Omit images. Retype all entries verbatim.

## Excerpts from a figure dataset

* * *

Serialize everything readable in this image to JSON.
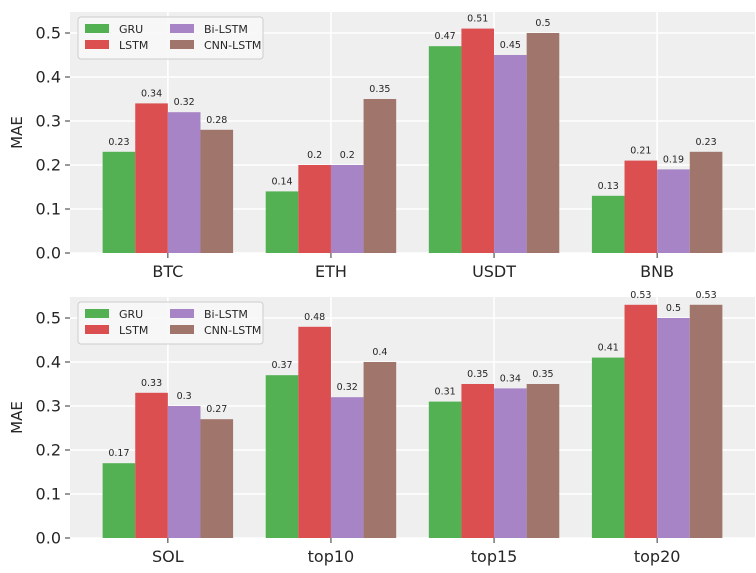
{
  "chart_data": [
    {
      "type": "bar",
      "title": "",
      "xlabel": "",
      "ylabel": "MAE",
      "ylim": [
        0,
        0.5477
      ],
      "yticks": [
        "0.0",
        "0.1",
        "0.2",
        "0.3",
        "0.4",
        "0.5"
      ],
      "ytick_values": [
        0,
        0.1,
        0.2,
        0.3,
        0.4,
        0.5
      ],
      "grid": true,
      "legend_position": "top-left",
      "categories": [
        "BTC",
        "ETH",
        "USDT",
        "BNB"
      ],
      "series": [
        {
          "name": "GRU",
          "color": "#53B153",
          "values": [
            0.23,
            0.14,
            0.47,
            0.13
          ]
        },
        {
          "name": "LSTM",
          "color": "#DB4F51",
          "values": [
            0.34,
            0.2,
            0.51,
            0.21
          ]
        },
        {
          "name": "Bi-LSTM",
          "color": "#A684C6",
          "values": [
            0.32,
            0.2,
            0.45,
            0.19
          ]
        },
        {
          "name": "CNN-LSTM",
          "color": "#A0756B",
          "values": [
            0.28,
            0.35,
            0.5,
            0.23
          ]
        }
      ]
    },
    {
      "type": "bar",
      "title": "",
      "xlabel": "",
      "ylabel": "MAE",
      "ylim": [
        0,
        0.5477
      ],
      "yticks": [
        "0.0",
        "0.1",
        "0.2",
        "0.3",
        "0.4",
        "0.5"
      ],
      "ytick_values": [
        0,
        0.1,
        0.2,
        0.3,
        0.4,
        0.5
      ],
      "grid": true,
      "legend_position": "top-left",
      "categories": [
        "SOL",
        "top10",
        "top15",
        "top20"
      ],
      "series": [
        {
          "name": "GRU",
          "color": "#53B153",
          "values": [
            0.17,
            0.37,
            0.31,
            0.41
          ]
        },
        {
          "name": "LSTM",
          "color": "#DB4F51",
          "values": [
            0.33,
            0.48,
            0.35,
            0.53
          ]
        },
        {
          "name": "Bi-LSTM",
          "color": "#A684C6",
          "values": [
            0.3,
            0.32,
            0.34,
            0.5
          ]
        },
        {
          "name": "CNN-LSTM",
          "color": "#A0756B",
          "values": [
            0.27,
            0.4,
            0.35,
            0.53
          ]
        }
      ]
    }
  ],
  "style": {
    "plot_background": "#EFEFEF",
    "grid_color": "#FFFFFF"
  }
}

* * *

## Response to the exercise
Serialize everything readable in this image to JSON.
{
  "chart_data": [
    {
      "type": "bar",
      "title": "",
      "xlabel": "",
      "ylabel": "MAE",
      "ylim": [
        0,
        0.5477
      ],
      "yticks": [
        "0.0",
        "0.1",
        "0.2",
        "0.3",
        "0.4",
        "0.5"
      ],
      "ytick_values": [
        0,
        0.1,
        0.2,
        0.3,
        0.4,
        0.5
      ],
      "grid": true,
      "legend_position": "top-left",
      "categories": [
        "BTC",
        "ETH",
        "USDT",
        "BNB"
      ],
      "series": [
        {
          "name": "GRU",
          "color": "#53B153",
          "values": [
            0.23,
            0.14,
            0.47,
            0.13
          ]
        },
        {
          "name": "LSTM",
          "color": "#DB4F51",
          "values": [
            0.34,
            0.2,
            0.51,
            0.21
          ]
        },
        {
          "name": "Bi-LSTM",
          "color": "#A684C6",
          "values": [
            0.32,
            0.2,
            0.45,
            0.19
          ]
        },
        {
          "name": "CNN-LSTM",
          "color": "#A0756B",
          "values": [
            0.28,
            0.35,
            0.5,
            0.23
          ]
        }
      ]
    },
    {
      "type": "bar",
      "title": "",
      "xlabel": "",
      "ylabel": "MAE",
      "ylim": [
        0,
        0.5477
      ],
      "yticks": [
        "0.0",
        "0.1",
        "0.2",
        "0.3",
        "0.4",
        "0.5"
      ],
      "ytick_values": [
        0,
        0.1,
        0.2,
        0.3,
        0.4,
        0.5
      ],
      "grid": true,
      "legend_position": "top-left",
      "categories": [
        "SOL",
        "top10",
        "top15",
        "top20"
      ],
      "series": [
        {
          "name": "GRU",
          "color": "#53B153",
          "values": [
            0.17,
            0.37,
            0.31,
            0.41
          ]
        },
        {
          "name": "LSTM",
          "color": "#DB4F51",
          "values": [
            0.33,
            0.48,
            0.35,
            0.53
          ]
        },
        {
          "name": "Bi-LSTM",
          "color": "#A684C6",
          "values": [
            0.3,
            0.32,
            0.34,
            0.5
          ]
        },
        {
          "name": "CNN-LSTM",
          "color": "#A0756B",
          "values": [
            0.27,
            0.4,
            0.35,
            0.53
          ]
        }
      ]
    }
  ],
  "style": {
    "plot_background": "#EFEFEF",
    "grid_color": "#FFFFFF"
  }
}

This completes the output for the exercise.